=== Work to be completed ===
Take the listing and print it in full, exactly as given.

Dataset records

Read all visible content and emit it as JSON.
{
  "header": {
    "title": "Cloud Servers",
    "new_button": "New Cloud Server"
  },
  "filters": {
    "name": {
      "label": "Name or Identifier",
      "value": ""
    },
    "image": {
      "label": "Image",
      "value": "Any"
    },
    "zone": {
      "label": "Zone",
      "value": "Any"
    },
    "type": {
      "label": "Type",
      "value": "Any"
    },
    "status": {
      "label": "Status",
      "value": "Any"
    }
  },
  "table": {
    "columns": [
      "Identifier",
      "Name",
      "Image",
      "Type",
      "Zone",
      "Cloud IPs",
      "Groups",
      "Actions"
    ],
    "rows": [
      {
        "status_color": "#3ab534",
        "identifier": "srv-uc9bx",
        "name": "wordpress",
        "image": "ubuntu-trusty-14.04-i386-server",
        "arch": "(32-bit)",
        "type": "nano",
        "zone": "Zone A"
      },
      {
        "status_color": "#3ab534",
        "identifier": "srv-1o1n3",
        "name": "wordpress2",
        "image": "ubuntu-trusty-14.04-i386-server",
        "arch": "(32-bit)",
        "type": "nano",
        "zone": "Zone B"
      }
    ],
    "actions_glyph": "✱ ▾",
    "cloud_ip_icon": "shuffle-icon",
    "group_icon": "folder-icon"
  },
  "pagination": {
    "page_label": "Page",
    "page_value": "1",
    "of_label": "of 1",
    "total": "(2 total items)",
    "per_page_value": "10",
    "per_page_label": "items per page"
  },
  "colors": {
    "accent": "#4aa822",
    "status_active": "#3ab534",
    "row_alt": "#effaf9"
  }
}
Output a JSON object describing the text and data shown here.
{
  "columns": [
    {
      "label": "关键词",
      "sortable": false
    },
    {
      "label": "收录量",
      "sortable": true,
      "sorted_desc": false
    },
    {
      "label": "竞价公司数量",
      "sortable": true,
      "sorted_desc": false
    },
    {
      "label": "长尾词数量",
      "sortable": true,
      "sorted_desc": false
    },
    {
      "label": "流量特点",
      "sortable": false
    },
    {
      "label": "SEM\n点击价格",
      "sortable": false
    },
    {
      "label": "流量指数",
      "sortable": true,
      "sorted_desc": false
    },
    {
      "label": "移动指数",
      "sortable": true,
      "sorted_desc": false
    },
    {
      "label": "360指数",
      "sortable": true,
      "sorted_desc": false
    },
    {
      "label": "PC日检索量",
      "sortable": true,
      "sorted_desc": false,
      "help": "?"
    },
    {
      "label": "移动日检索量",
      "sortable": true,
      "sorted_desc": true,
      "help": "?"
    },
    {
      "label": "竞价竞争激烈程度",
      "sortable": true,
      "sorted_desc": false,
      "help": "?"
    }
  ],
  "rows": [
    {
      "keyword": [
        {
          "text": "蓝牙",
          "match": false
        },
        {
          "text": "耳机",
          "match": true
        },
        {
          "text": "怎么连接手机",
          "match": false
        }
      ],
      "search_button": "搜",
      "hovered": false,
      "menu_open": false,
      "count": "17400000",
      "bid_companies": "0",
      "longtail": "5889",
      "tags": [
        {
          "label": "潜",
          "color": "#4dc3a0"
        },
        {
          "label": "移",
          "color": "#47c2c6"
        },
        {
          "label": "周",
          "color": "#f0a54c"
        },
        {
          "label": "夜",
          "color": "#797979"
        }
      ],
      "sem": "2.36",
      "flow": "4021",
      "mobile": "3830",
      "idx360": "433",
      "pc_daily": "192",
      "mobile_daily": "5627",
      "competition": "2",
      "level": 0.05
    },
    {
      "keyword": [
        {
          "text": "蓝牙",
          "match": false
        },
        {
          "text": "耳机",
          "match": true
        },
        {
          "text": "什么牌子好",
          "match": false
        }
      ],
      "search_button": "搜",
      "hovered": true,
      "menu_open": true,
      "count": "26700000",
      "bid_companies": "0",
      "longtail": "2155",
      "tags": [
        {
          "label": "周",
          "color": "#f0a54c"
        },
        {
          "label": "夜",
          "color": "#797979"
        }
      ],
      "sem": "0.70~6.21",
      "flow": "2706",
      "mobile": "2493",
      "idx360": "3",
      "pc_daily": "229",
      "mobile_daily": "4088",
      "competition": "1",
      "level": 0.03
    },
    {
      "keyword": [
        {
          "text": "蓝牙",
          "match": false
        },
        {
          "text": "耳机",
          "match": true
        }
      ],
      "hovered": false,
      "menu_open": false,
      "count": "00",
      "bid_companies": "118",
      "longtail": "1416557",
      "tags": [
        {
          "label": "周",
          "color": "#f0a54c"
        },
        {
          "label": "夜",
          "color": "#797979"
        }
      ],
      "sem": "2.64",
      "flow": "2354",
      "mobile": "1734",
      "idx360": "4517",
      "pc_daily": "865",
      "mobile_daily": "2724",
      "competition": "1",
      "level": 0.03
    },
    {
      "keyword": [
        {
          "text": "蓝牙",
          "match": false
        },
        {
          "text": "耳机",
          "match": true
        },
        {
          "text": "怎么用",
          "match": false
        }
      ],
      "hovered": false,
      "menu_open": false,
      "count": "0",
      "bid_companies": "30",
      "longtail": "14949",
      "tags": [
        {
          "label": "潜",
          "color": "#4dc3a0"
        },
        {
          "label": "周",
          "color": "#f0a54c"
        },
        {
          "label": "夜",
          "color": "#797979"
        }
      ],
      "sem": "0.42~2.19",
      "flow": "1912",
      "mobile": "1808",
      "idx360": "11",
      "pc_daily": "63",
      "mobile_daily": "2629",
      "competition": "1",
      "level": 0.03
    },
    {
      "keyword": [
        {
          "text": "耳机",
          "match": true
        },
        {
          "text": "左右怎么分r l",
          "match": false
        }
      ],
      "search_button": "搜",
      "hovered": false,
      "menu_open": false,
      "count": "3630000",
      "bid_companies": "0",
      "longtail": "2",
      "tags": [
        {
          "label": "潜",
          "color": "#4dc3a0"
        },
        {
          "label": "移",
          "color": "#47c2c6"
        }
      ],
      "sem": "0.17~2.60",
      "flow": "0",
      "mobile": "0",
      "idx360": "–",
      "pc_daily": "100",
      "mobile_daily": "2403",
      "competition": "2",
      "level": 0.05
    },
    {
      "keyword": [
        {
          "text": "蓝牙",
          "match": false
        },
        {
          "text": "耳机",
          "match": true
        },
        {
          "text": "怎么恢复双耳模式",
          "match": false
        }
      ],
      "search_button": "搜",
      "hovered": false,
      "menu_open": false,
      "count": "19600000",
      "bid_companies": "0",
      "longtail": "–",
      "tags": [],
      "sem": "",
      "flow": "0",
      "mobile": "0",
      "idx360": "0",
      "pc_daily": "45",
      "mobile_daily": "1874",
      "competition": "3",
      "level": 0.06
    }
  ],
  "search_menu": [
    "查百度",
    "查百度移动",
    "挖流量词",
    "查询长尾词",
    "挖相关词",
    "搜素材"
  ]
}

=== Exercise answer ===
Read all visible content and emit it as JSON.
{
  "header": {
    "title": "Cloud Servers",
    "new_button": "New Cloud Server"
  },
  "filters": {
    "name": {
      "label": "Name or Identifier",
      "value": ""
    },
    "image": {
      "label": "Image",
      "value": "Any"
    },
    "zone": {
      "label": "Zone",
      "value": "Any"
    },
    "type": {
      "label": "Type",
      "value": "Any"
    },
    "status": {
      "label": "Status",
      "value": "Any"
    }
  },
  "table": {
    "columns": [
      "Identifier",
      "Name",
      "Image",
      "Type",
      "Zone",
      "Cloud IPs",
      "Groups",
      "Actions"
    ],
    "rows": [
      {
        "status_color": "#3ab534",
        "identifier": "srv-uc9bx",
        "name": "wordpress",
        "image": "ubuntu-trusty-14.04-i386-server",
        "arch": "(32-bit)",
        "type": "nano",
        "zone": "Zone A"
      },
      {
        "status_color": "#3ab534",
        "identifier": "srv-1o1n3",
        "name": "wordpress2",
        "image": "ubuntu-trusty-14.04-i386-server",
        "arch": "(32-bit)",
        "type": "nano",
        "zone": "Zone B"
      }
    ],
    "actions_glyph": "✱ ▾",
    "cloud_ip_icon": "shuffle-icon",
    "group_icon": "folder-icon"
  },
  "pagination": {
    "page_label": "Page",
    "page_value": "1",
    "of_label": "of 1",
    "total": "(2 total items)",
    "per_page_value": "10",
    "per_page_label": "items per page"
  },
  "colors": {
    "accent": "#4aa822",
    "status_active": "#3ab534",
    "row_alt": "#effaf9"
  }
}
Output a JSON object describing the text and data shown here.
{
  "columns": [
    {
      "label": "关键词",
      "sortable": false
    },
    {
      "label": "收录量",
      "sortable": true,
      "sorted_desc": false
    },
    {
      "label": "竞价公司数量",
      "sortable": true,
      "sorted_desc": false
    },
    {
      "label": "长尾词数量",
      "sortable": true,
      "sorted_desc": false
    },
    {
      "label": "流量特点",
      "sortable": false
    },
    {
      "label": "SEM\n点击价格",
      "sortable": false
    },
    {
      "label": "流量指数",
      "sortable": true,
      "sorted_desc": false
    },
    {
      "label": "移动指数",
      "sortable": true,
      "sorted_desc": false
    },
    {
      "label": "360指数",
      "sortable": true,
      "sorted_desc": false
    },
    {
      "label": "PC日检索量",
      "sortable": true,
      "sorted_desc": false,
      "help": "?"
    },
    {
      "label": "移动日检索量",
      "sortable": true,
      "sorted_desc": true,
      "help": "?"
    },
    {
      "label": "竞价竞争激烈程度",
      "sortable": true,
      "sorted_desc": false,
      "help": "?"
    }
  ],
  "rows": [
    {
      "keyword": [
        {
          "text": "蓝牙",
          "match": false
        },
        {
          "text": "耳机",
          "match": true
        },
        {
          "text": "怎么连接手机",
          "match": false
        }
      ],
      "search_button": "搜",
      "hovered": false,
      "menu_open": false,
      "count": "17400000",
      "bid_companies": "0",
      "longtail": "5889",
      "tags": [
        {
          "label": "潜",
          "color": "#4dc3a0"
        },
        {
          "label": "移",
          "color": "#47c2c6"
        },
        {
          "label": "周",
          "color": "#f0a54c"
        },
        {
          "label": "夜",
          "color": "#797979"
        }
      ],
      "sem": "2.36",
      "flow": "4021",
      "mobile": "3830",
      "idx360": "433",
      "pc_daily": "192",
      "mobile_daily": "5627",
      "competition": "2",
      "level": 0.05
    },
    {
      "keyword": [
        {
          "text": "蓝牙",
          "match": false
        },
        {
          "text": "耳机",
          "match": true
        },
        {
          "text": "什么牌子好",
          "match": false
        }
      ],
      "search_button": "搜",
      "hovered": true,
      "menu_open": true,
      "count": "26700000",
      "bid_companies": "0",
      "longtail": "2155",
      "tags": [
        {
          "label": "周",
          "color": "#f0a54c"
        },
        {
          "label": "夜",
          "color": "#797979"
        }
      ],
      "sem": "0.70~6.21",
      "flow": "2706",
      "mobile": "2493",
      "idx360": "3",
      "pc_daily": "229",
      "mobile_daily": "4088",
      "competition": "1",
      "level": 0.03
    },
    {
      "keyword": [
        {
          "text": "蓝牙",
          "match": false
        },
        {
          "text": "耳机",
          "match": true
        }
      ],
      "hovered": false,
      "menu_open": false,
      "count": "00",
      "bid_companies": "118",
      "longtail": "1416557",
      "tags": [
        {
          "label": "周",
          "color": "#f0a54c"
        },
        {
          "label": "夜",
          "color": "#797979"
        }
      ],
      "sem": "2.64",
      "flow": "2354",
      "mobile": "1734",
      "idx360": "4517",
      "pc_daily": "865",
      "mobile_daily": "2724",
      "competition": "1",
      "level": 0.03
    },
    {
      "keyword": [
        {
          "text": "蓝牙",
          "match": false
        },
        {
          "text": "耳机",
          "match": true
        },
        {
          "text": "怎么用",
          "match": false
        }
      ],
      "hovered": false,
      "menu_open": false,
      "count": "0",
      "bid_companies": "30",
      "longtail": "14949",
      "tags": [
        {
          "label": "潜",
          "color": "#4dc3a0"
        },
        {
          "label": "周",
          "color": "#f0a54c"
        },
        {
          "label": "夜",
          "color": "#797979"
        }
      ],
      "sem": "0.42~2.19",
      "flow": "1912",
      "mobile": "1808",
      "idx360": "11",
      "pc_daily": "63",
      "mobile_daily": "2629",
      "competition": "1",
      "level": 0.03
    },
    {
      "keyword": [
        {
          "text": "耳机",
          "match": true
        },
        {
          "text": "左右怎么分r l",
          "match": false
        }
      ],
      "search_button": "搜",
      "hovered": false,
      "menu_open": false,
      "count": "3630000",
      "bid_companies": "0",
      "longtail": "2",
      "tags": [
        {
          "label": "潜",
          "color": "#4dc3a0"
        },
        {
          "label": "移",
          "color": "#47c2c6"
        }
      ],
      "sem": "0.17~2.60",
      "flow": "0",
      "mobile": "0",
      "idx360": "–",
      "pc_daily": "100",
      "mobile_daily": "2403",
      "competition": "2",
      "level": 0.05
    },
    {
      "keyword": [
        {
          "text": "蓝牙",
          "match": false
        },
        {
          "text": "耳机",
          "match": true
        },
        {
          "text": "怎么恢复双耳模式",
          "match": false
        }
      ],
      "search_button": "搜",
      "hovered": false,
      "menu_open": false,
      "count": "19600000",
      "bid_companies": "0",
      "longtail": "–",
      "tags": [],
      "sem": "",
      "flow": "0",
      "mobile": "0",
      "idx360": "0",
      "pc_daily": "45",
      "mobile_daily": "1874",
      "competition": "3",
      "level": 0.06
    }
  ],
  "search_menu": [
    "查百度",
    "查百度移动",
    "挖流量词",
    "查询长尾词",
    "挖相关词",
    "搜素材"
  ]
}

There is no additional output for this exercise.